● **EXCERPT**
# Do BF Goodrich bikes get restored



## Obi-Wan Schwinnobi (Feb 16, 2014)

As such or do people switch out the badge most of the time and make it another excelsior clone....?!.. Post pix if you have a restored bfg!..


----------



## Ozark Flyer (Feb 16, 2014)

Restored my BFG Challenger as a Panther.  Don't recall seeing more than one bike restored as a BFG.  Repoped decals are out there so I guess some folks are doing it.


----------



## rhenning (Feb 17, 2014)

I restored a 1958 BFG Corvette and was proud to leave the BFG badge on it for no other reason that is is rarer than most Schwinn badges.  Roger


----------



## rollfaster (Feb 17, 2014)

*BFg leader / dx*

My 1946 BFg dx not restored but very nice original.


----------



## spoker (Feb 18, 2014)

no pics yet but im restoring a 55 bfg hornet,the 2 differant chainguard decals are available


----------



## SJ_BIKER (Feb 18, 2014)

*here is my 1946 BFG b6*

i have to finish cleaning it and cleaning the painted, wax the dull painted parks and cleaning the plated parts and scrubbing the tires.....and then removing the blackout hoops.....


----------



## SJ_BIKER (Feb 18, 2014)

*here is my 1946 BFG b6*

and besides BFG schwinns have an interesting story in regards to conflict issues .....a rocky relationship that if i read right ended up with a discontinued account with BFG for their not offering repair service or replacement parts when the bike had faulty parts.....


----------



## vincev (Feb 18, 2014)

I would rather have a bike with the BFG badge over a Schwinn badge most of the time.

● **SUPPLIED MATERIAL**
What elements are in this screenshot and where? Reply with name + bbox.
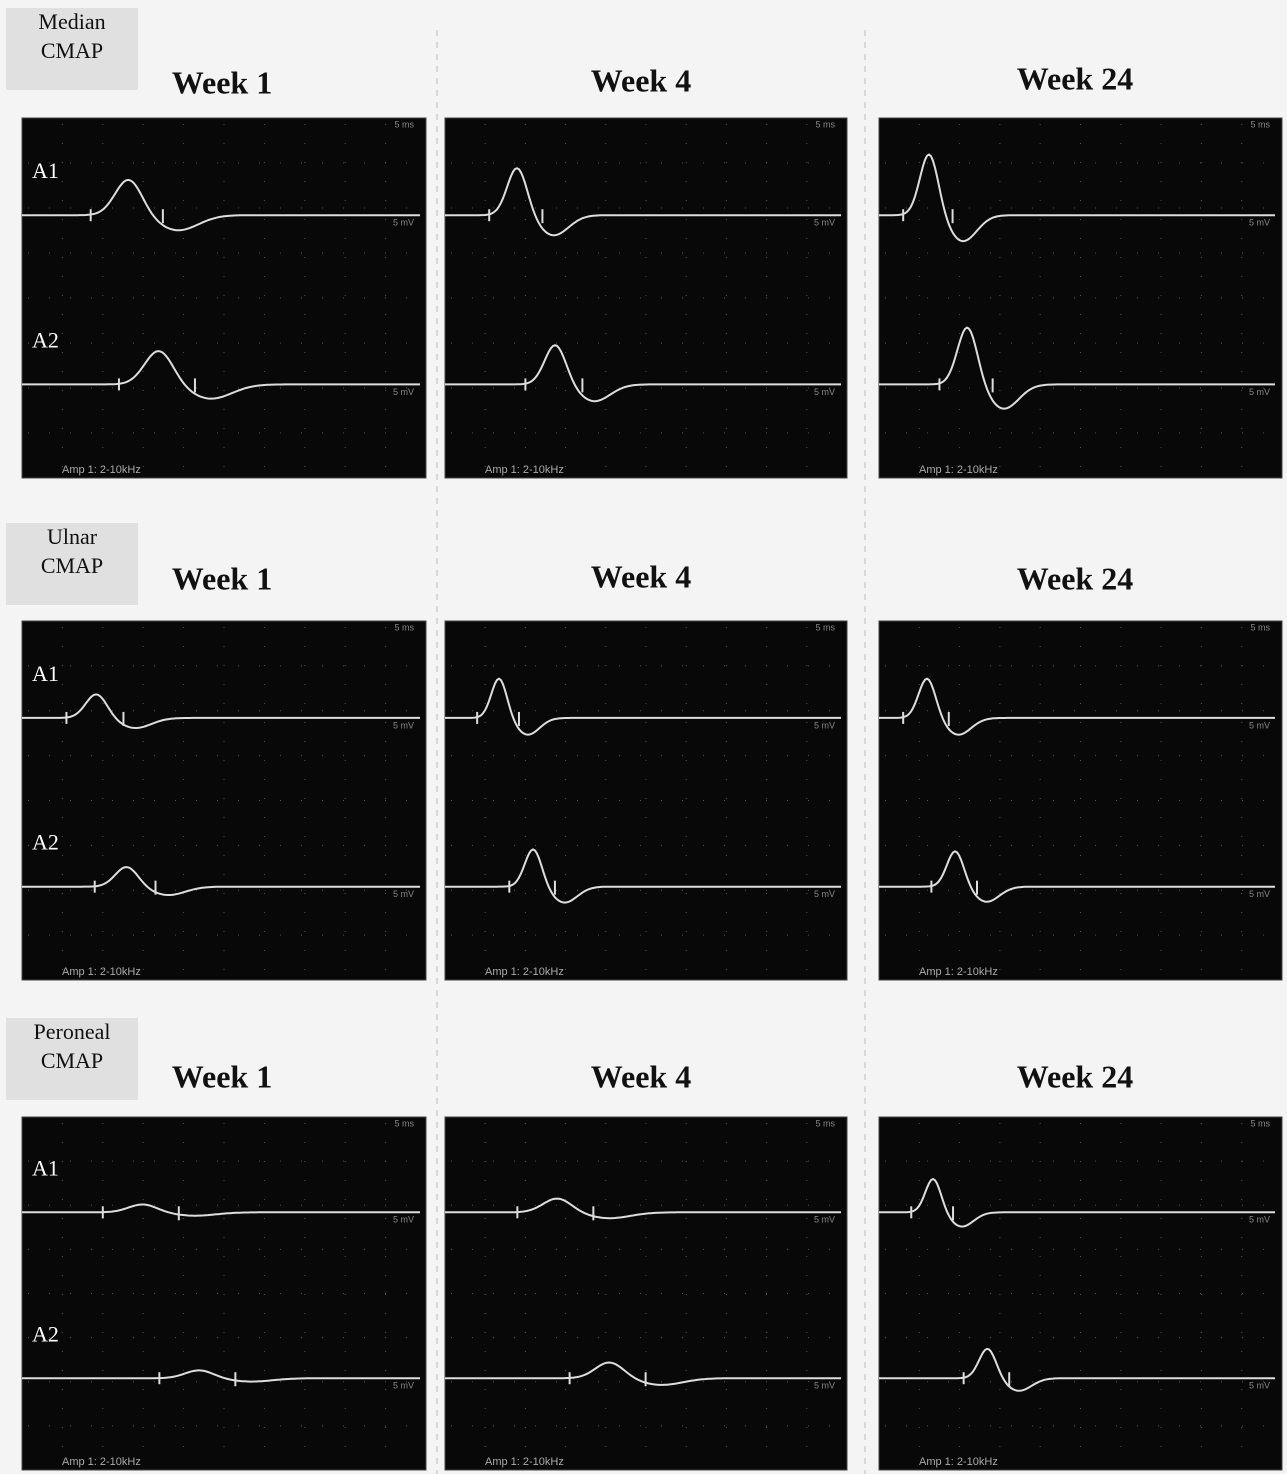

● **TASK REQUIREMENTS**
1. Can you transcribe the BF Goodrich thread word for word, covering the stretch from "## Obi-Wan Schwinnobi" through "a restored bfg!.."?
2. How would you go on with the thread about restoring BF Goodrich bikes, picking up after its final post?
The lines are separate material and unrelated to the BF Goodrich thread.

● **ANSWERS FOR THE TASKS**
1.
## Obi-Wan Schwinnobi (Feb 16, 2014)

As such or do people switch out the badge most of the time and make it another excelsior clone....?!.. Post pix if you have a restored bfg!..

2.
----------



## Blueschwinns (Feb 19, 2014)

*BF Goodrich Green Hornet*

Here is a Hornet I restored keeping the BF Goodrich logo's


----------



## pedal_junky (Feb 19, 2014)

*52 Panther*

Mine is a work in progress as it's still in primer. Re-furbishing and keeping it BFG.


----------



## SKIDKINGSVBC (Feb 19, 2014)

*my 37 BF GOODRICH /SCHWINN BA67*

No resto here ...keeping it real ..original paint and rust...awesome rider .....


----------



## SJ_BIKER (Feb 22, 2014)

*BF goodrich decals*

Was this chainguard decal ever reproduced.... how far back doe thiss decal go?


----------



## mruiz (Feb 23, 2014)

*B.F goodrich Phantom*

1954

 unmolested


----------



## TWBikesnstripes (Feb 23, 2014)

*Late 1939 B.F. Goodrich Streamline*

I'm sure there have been some B.F. Goodrich / Schwinns restored out there. My 1939 example stays original.


----------



## rollfaster (Feb 23, 2014)

*God bless you for that*

This bike is a pure work of art. It would be a sin to restore a perfect original like this.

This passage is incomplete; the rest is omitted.